* [Task requirements]
[A] Rewrite the Docker question from "because if my" to "others without rebuild?", replacing "laptop" with "desktop".
[B] In the Docker question and reply, what does the reply suggest passing to the container when it is run?

* [Text section]
----------

I'm new in docker. Let me describe my scenario:
I made 2 docker images for a web application. one image is front-end web layer for presentation and the other is back-end layer supplying REST service.
So I need to run 2 containers for this 2 images. the front-end calls services in back-end. Now I need to write the back-end's URL in front-end's code and build the image...I don't think this is the right way for micro service...
because if my laptop's IP changes or others want to use my image,they cannot get the service...So how can I make the URL variable and make my front-end image can be used for others without rebuild?
Thx!
You can do this by passing an environment variable to the docker container when you run it.
something like this:
docker run --name frontend -e MY_APP_BACKEND_IP="192.168.7.2" -e MY_APP_BACKEND_PORT="3000" ...

----------

* [Information provided]
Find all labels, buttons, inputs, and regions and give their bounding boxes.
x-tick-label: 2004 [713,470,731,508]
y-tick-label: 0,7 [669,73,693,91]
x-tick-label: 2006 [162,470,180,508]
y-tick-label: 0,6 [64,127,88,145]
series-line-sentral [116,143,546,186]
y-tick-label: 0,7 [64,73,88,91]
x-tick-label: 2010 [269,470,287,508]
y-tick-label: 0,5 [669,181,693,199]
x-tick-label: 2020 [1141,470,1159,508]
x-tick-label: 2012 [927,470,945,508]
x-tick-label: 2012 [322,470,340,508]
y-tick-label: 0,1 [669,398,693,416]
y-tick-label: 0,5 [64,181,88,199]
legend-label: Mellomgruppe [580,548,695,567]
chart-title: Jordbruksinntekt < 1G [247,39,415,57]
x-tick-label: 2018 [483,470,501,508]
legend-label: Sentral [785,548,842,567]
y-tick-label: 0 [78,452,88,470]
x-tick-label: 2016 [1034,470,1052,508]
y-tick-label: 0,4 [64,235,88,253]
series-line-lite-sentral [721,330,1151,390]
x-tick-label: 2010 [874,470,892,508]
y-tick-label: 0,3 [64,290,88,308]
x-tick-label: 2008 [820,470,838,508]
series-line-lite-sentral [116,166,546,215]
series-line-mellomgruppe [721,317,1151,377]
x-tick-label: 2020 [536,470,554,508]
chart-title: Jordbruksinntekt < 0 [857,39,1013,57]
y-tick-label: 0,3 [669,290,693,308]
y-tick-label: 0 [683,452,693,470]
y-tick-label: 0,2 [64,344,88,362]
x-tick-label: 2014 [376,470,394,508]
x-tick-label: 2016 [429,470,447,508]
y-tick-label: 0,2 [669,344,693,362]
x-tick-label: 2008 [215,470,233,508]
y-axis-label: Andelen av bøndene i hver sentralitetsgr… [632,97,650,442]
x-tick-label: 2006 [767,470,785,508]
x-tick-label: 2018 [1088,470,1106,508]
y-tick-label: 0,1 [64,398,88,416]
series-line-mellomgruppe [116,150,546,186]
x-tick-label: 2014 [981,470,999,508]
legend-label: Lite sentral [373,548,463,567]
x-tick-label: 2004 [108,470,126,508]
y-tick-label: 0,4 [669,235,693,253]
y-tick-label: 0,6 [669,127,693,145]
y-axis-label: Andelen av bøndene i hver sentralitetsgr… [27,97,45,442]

----------

* [Answers to the problems]
[A]
because if my desktop's IP changes or others want to use my image,they cannot get the service...So how can I make the URL variable and make my front-end image can be used for others without rebuild?

[B] An environment variable.